Find the word "Axis" in the material below and gather every line that contains it.

--- Data for this exercise ---

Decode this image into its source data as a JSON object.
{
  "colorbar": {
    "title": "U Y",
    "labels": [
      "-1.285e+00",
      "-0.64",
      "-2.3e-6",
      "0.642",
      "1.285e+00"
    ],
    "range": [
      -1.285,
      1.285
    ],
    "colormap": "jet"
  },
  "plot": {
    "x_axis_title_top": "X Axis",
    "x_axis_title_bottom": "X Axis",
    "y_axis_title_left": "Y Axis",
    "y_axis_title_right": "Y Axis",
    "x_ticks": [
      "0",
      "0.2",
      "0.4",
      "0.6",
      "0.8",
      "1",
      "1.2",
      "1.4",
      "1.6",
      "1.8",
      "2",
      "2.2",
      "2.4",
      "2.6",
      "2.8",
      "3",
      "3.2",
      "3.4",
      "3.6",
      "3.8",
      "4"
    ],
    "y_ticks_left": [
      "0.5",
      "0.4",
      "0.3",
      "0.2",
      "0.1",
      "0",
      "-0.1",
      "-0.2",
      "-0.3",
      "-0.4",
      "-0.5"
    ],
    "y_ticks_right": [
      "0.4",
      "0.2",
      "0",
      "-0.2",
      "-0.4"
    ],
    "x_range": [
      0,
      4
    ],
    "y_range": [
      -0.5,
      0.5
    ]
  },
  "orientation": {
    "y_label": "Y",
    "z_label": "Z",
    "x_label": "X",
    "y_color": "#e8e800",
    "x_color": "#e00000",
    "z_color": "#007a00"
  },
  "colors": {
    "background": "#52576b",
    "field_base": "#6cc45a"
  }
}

---

Answer for the task:
    "x_axis_title_top": "X Axis",
    "x_axis_title_bottom": "X Axis",
    "y_axis_title_left": "Y Axis",
    "y_axis_title_right": "Y Axis",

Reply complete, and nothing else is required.